● WHAT TO PRODUCE
Identify the lines that include the word "Month", then copy all of them.

● RECORDS TO USE
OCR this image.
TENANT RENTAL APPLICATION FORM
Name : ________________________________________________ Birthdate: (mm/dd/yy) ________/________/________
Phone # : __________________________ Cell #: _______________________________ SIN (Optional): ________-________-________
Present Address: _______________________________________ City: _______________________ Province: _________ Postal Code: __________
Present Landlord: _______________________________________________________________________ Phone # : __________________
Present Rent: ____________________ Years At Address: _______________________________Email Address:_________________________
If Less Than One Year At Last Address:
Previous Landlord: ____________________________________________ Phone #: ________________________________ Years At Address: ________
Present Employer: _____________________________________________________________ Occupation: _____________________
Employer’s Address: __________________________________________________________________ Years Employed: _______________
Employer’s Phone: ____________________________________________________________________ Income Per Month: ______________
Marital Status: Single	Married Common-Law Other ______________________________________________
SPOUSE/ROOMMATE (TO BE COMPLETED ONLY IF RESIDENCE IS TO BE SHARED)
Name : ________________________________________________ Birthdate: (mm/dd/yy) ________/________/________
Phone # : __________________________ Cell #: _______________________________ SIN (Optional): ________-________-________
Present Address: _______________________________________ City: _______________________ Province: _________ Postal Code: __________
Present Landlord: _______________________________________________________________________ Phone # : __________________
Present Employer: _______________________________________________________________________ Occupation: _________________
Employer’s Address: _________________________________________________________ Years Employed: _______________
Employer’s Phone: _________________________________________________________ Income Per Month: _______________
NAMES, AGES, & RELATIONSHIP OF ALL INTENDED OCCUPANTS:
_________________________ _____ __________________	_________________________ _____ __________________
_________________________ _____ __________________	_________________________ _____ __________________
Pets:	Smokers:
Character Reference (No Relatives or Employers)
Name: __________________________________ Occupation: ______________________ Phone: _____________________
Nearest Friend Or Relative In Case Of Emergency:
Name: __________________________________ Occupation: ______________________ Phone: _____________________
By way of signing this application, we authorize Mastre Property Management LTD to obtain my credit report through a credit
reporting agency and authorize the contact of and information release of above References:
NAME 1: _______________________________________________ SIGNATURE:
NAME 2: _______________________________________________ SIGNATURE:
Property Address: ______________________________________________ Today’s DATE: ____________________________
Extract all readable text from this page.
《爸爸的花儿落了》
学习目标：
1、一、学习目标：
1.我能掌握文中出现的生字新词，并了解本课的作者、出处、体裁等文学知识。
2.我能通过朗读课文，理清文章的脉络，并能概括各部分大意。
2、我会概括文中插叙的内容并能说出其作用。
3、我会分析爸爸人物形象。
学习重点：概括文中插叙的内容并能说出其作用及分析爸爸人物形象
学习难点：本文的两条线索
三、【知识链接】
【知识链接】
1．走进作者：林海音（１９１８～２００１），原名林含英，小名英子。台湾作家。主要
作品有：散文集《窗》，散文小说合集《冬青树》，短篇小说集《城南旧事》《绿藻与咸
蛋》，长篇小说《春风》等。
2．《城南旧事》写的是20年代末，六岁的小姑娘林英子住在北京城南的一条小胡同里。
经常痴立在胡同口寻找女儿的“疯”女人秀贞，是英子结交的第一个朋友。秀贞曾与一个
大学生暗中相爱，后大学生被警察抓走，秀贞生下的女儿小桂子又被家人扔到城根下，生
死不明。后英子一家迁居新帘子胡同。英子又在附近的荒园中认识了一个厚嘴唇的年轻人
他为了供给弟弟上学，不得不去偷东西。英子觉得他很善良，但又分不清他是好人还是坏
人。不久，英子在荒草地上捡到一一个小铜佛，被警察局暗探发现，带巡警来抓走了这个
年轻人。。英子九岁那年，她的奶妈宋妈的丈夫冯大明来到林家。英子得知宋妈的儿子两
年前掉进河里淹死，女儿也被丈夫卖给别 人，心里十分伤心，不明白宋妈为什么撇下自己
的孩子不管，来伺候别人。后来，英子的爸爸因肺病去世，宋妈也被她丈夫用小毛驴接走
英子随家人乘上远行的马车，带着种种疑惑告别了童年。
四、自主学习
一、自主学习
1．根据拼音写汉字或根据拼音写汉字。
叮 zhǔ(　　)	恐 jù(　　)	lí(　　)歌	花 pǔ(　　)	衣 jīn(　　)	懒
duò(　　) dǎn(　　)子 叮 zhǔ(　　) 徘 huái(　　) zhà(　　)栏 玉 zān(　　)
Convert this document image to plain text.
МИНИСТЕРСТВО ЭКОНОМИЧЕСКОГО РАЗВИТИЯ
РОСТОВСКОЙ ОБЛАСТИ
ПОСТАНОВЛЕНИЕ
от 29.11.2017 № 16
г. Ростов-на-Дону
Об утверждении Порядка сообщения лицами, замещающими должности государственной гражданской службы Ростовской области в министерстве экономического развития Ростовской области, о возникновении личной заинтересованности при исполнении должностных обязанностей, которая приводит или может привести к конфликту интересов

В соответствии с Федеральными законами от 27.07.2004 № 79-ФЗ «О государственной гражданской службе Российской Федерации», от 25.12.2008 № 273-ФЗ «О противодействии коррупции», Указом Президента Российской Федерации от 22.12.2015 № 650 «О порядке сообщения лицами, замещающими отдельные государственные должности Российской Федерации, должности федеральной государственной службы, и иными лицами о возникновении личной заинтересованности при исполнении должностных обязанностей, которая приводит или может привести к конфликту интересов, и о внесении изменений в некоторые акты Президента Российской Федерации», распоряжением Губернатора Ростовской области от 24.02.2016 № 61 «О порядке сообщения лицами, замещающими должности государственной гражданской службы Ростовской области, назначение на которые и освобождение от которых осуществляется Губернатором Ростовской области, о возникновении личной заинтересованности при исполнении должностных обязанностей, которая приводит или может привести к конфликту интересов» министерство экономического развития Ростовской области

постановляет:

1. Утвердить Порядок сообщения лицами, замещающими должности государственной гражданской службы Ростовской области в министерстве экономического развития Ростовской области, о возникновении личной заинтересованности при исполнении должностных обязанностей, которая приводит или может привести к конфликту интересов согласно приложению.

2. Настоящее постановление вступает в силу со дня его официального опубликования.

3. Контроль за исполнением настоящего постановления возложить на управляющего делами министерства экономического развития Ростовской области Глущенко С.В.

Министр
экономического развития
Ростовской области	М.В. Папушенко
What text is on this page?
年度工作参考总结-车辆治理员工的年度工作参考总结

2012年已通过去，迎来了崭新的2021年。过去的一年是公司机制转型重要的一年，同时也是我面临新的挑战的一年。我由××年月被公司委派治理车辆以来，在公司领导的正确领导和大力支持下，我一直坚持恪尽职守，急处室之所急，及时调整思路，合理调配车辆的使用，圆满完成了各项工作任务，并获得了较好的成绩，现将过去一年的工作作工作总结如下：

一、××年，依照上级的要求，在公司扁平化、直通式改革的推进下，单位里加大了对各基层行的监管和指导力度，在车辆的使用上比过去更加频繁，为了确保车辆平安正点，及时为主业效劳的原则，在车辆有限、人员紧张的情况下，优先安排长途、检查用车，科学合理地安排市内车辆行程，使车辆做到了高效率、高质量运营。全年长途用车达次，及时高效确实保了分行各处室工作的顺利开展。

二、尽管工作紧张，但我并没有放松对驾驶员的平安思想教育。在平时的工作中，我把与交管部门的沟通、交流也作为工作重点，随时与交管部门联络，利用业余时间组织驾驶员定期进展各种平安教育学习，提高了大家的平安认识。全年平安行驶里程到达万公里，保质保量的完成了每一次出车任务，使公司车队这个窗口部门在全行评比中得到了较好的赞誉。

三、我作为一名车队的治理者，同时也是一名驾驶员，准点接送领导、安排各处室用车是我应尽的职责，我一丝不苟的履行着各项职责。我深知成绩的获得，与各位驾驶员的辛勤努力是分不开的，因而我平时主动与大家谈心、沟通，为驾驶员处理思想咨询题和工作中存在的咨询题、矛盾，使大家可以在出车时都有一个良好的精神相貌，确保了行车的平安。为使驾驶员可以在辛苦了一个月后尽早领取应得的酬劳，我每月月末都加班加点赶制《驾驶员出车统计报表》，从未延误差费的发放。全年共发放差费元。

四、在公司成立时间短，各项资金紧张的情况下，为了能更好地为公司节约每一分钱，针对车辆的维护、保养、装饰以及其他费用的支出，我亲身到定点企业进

● SOLVED PROBLEM
Employer’s Phone: ____________________________________________________________________ Income Per Month: ______________
Employer’s Phone: _________________________________________________________ Income Per Month: _______________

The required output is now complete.